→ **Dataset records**
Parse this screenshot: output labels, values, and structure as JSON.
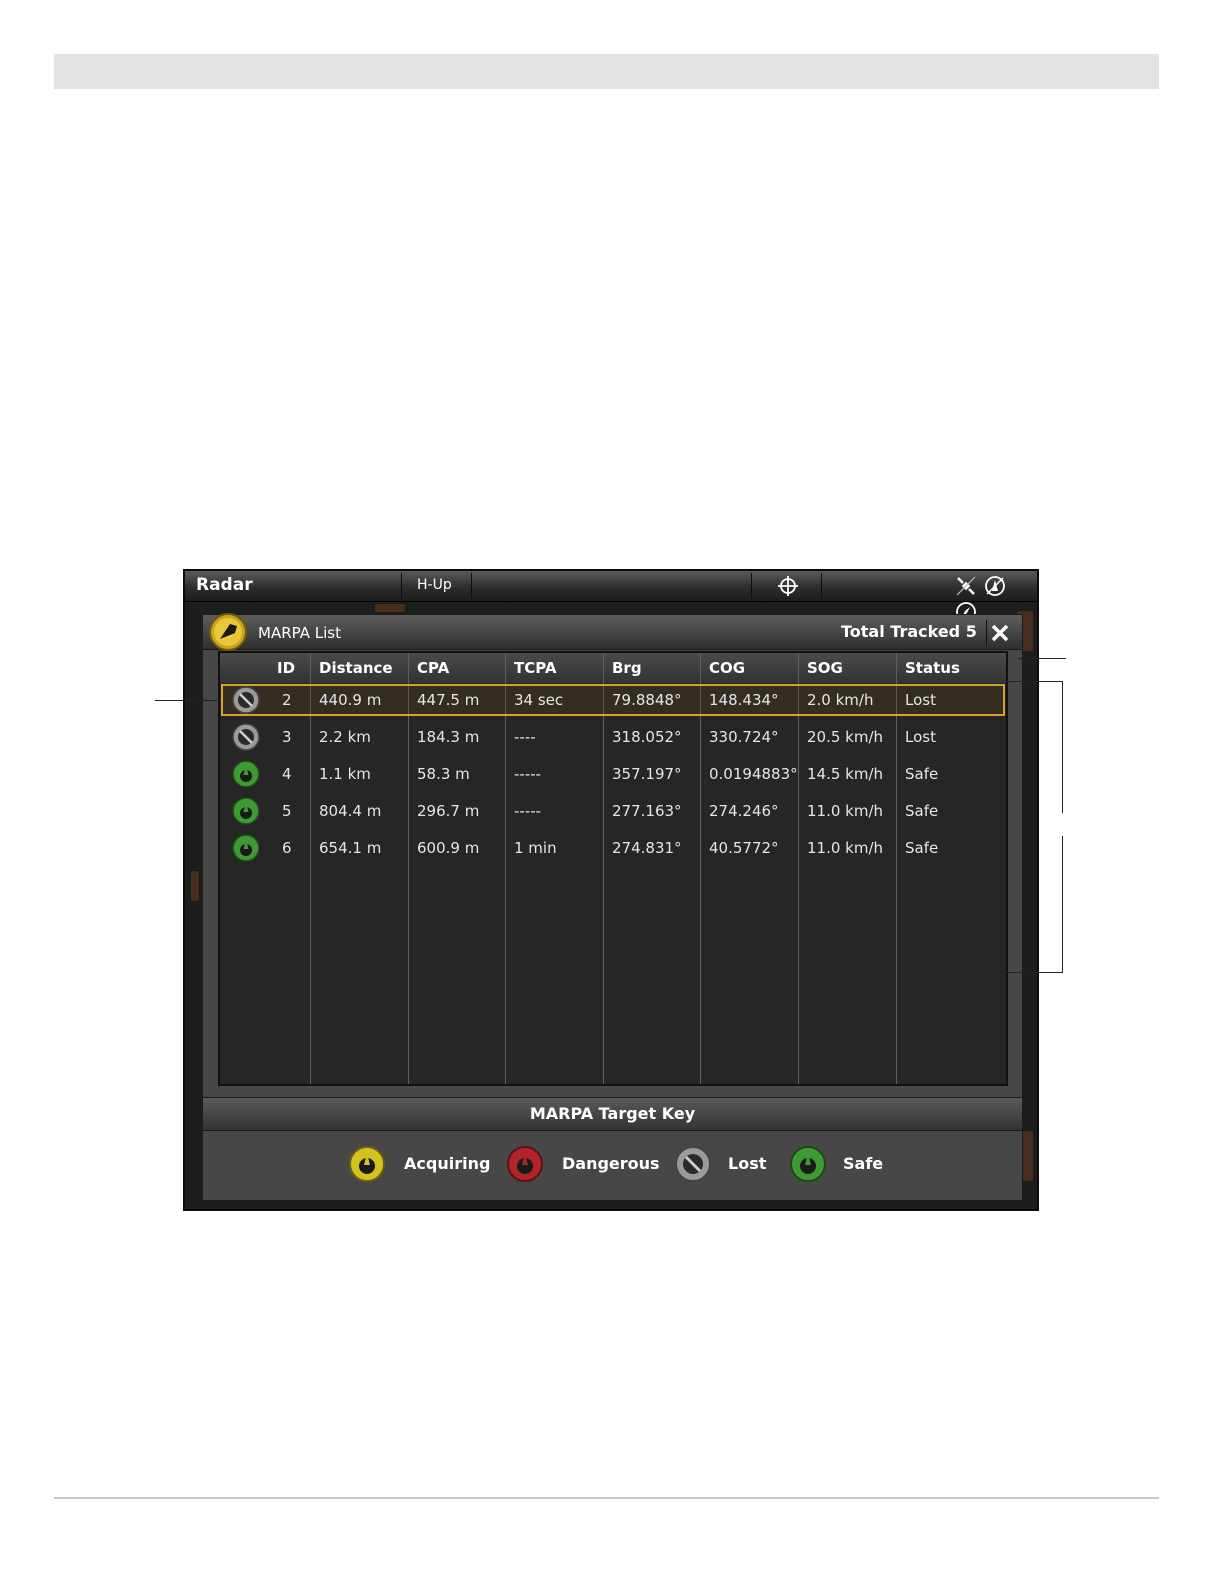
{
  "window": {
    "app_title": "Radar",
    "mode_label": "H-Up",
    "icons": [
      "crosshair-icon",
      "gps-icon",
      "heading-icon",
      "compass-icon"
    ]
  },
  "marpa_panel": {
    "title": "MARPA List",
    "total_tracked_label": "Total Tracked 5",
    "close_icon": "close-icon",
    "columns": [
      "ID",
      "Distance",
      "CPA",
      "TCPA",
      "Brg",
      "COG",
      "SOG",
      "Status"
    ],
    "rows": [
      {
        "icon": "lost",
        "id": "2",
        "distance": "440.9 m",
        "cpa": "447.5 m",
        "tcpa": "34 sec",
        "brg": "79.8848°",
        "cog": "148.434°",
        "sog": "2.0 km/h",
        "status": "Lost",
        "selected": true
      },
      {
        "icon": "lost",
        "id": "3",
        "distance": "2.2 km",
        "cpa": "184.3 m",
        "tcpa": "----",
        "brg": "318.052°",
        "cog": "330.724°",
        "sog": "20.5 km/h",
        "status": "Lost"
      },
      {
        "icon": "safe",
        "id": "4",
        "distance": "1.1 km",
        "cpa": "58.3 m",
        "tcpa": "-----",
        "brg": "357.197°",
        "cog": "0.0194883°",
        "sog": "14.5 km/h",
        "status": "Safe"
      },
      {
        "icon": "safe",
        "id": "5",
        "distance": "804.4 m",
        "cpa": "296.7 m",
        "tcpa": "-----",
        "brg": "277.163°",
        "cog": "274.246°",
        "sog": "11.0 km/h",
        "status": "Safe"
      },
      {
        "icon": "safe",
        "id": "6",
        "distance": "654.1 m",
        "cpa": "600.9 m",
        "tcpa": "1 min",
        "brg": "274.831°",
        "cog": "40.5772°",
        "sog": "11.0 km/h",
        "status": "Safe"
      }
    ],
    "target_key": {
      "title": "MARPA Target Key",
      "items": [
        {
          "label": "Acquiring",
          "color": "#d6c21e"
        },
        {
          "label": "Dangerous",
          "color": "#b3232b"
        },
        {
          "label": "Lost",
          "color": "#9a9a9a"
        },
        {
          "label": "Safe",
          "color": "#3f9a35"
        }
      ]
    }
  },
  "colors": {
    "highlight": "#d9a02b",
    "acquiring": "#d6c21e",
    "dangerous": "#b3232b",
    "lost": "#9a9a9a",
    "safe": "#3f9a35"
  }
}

==

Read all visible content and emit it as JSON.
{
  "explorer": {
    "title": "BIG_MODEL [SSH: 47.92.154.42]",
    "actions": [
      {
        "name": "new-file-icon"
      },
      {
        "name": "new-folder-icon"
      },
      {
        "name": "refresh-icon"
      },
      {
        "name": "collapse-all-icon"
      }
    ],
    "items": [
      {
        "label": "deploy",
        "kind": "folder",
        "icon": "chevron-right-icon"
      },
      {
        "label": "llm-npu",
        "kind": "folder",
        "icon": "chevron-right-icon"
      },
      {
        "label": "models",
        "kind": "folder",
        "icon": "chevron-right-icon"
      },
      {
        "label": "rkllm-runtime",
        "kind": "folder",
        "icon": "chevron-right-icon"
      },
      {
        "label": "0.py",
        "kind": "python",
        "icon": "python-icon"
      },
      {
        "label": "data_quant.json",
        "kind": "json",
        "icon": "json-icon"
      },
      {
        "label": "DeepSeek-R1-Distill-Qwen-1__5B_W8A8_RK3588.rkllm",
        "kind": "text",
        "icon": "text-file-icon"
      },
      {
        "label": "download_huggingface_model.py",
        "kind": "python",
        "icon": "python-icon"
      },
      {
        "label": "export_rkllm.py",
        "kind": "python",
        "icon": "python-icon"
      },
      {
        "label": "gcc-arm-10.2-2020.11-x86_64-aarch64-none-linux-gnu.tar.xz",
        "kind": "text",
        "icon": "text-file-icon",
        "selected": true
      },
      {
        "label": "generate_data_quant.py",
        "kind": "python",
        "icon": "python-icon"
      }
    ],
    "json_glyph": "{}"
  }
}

* * *

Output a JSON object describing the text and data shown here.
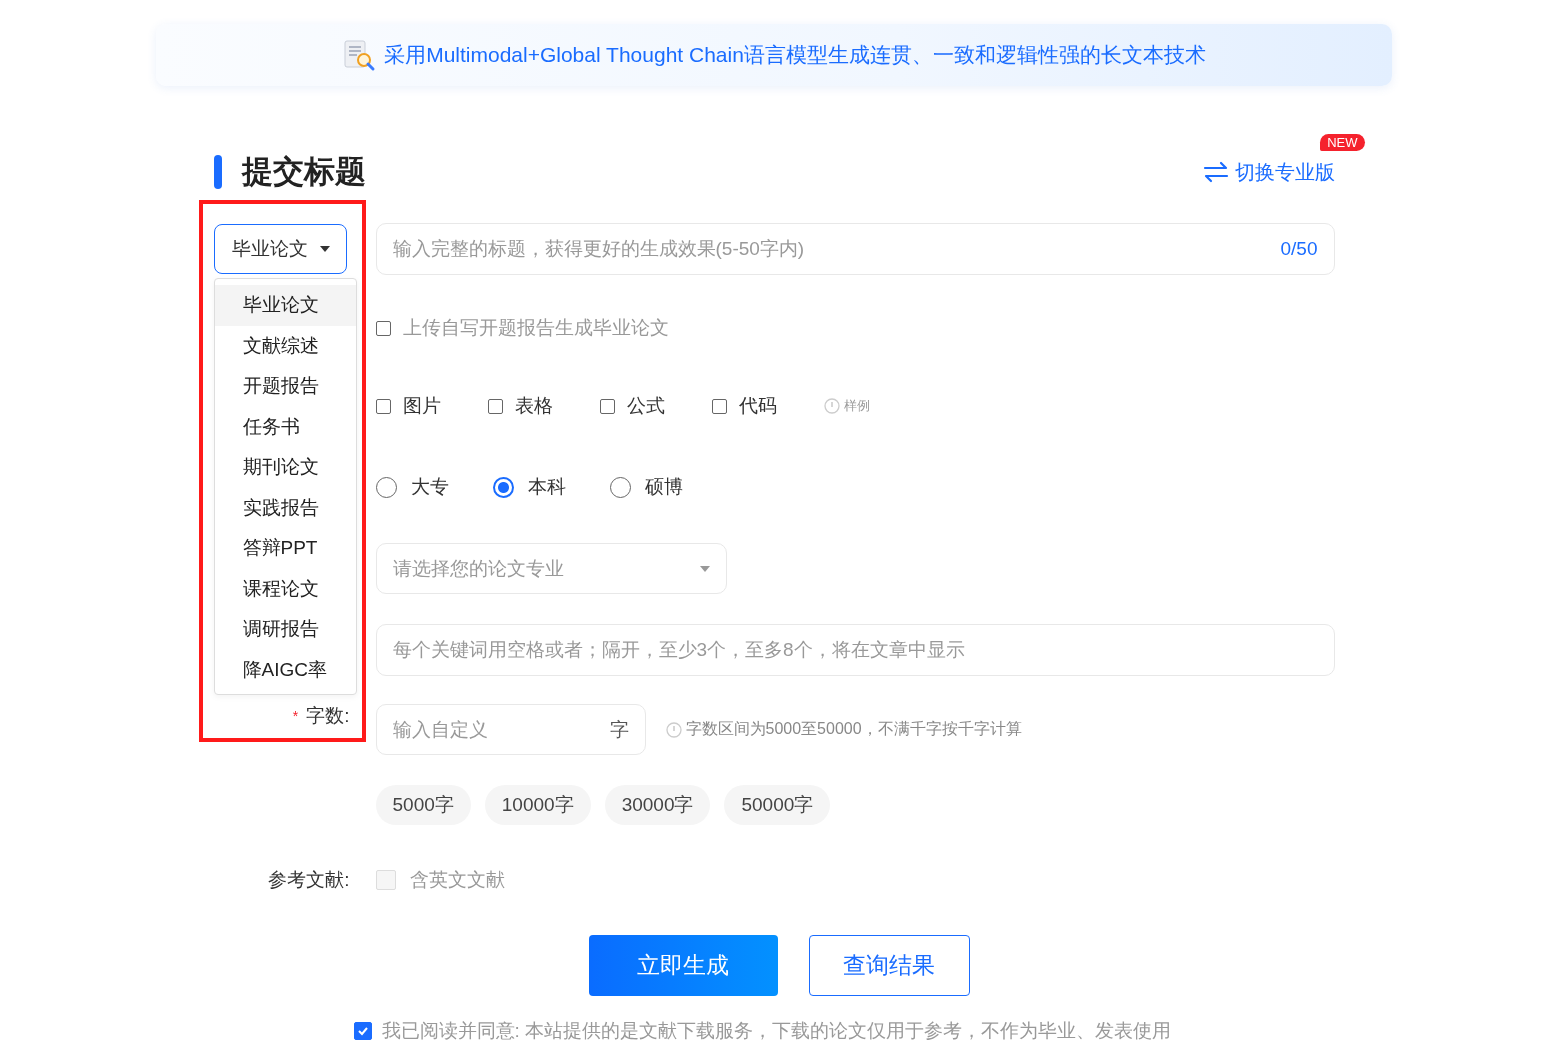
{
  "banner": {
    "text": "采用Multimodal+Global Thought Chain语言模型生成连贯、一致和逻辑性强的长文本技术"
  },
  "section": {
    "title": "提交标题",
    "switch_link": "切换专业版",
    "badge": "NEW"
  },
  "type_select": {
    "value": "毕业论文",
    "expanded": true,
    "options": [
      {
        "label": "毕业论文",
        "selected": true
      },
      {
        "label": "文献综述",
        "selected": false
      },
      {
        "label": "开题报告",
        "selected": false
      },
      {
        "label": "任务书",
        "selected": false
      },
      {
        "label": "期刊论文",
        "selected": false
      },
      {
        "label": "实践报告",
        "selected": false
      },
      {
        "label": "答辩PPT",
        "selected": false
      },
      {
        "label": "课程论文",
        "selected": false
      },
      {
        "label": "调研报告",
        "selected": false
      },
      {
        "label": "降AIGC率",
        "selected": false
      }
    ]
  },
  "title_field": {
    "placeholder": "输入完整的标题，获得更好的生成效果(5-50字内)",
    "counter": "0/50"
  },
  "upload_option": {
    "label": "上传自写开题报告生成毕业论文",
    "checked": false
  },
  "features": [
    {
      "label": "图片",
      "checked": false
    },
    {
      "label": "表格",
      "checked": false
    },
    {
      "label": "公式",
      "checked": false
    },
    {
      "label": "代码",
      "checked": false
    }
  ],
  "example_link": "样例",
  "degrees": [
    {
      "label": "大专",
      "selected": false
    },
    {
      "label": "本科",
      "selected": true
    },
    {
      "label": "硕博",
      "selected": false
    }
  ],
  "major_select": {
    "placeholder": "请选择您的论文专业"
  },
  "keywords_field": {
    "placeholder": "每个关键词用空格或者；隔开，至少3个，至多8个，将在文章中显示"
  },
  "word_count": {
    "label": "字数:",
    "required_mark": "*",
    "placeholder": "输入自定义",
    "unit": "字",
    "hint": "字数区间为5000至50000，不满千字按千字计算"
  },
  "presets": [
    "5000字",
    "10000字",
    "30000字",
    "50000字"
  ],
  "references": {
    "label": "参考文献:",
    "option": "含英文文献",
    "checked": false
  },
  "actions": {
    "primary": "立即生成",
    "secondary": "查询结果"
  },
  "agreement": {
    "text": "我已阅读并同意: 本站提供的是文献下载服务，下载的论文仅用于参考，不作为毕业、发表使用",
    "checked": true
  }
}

→ **EXERCISE TASK**
Copy all lines from the listing that contain "file".

→ **FULL RESPONSE**
        "name": "new-file-icon"
        "icon": "text-file-icon"
        "icon": "text-file-icon",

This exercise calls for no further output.